• [ENTRIES SUPPLIED]
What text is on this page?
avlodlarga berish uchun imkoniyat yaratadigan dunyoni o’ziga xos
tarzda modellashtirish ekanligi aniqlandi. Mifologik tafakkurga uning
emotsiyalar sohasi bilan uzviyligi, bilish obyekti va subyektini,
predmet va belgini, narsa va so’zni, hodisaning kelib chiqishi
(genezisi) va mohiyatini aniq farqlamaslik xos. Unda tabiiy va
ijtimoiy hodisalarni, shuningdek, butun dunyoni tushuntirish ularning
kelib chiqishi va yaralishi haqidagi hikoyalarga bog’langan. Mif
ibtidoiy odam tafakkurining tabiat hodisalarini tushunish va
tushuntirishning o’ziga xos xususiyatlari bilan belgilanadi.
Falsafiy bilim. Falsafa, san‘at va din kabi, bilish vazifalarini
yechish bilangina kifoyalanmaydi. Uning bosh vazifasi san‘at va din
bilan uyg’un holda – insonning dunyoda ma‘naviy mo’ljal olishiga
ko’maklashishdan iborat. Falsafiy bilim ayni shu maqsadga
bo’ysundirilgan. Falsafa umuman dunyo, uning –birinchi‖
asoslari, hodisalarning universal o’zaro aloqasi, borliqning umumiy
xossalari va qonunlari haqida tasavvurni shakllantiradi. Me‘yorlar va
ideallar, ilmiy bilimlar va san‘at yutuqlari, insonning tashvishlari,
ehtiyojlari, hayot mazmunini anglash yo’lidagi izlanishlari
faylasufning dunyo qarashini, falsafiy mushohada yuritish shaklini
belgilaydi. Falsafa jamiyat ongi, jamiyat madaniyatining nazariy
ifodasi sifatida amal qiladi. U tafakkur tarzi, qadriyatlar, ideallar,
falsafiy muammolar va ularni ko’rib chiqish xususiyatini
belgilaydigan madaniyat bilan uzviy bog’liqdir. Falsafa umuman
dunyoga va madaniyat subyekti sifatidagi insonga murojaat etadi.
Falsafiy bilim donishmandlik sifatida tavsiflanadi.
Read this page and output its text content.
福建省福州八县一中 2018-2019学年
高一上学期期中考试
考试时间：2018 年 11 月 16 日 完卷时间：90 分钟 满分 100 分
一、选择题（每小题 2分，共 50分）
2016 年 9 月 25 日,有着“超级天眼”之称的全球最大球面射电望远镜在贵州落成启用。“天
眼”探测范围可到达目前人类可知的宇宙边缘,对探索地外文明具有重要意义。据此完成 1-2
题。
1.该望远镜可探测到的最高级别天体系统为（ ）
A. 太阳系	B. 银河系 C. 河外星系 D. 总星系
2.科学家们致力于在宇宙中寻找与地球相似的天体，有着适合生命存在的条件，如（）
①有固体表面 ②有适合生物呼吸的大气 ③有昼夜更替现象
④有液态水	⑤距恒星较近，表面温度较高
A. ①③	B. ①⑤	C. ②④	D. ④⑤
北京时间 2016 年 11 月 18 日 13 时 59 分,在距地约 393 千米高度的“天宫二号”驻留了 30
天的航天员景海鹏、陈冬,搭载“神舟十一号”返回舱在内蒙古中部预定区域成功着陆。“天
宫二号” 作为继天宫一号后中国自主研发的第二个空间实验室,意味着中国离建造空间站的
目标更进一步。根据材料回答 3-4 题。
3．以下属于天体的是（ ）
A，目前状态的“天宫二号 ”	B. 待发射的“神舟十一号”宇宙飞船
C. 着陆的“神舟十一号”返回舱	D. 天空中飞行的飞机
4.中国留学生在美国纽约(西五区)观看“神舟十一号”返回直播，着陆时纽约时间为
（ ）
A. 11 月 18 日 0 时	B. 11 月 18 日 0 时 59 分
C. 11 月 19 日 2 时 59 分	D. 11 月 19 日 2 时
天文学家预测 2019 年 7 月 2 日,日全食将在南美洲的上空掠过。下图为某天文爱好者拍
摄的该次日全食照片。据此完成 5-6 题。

• [EXERCISE] In the data above, how many lines contain the string "dunyoni"? Answer with the number only.

• [WRITTEN RESPONSE] 2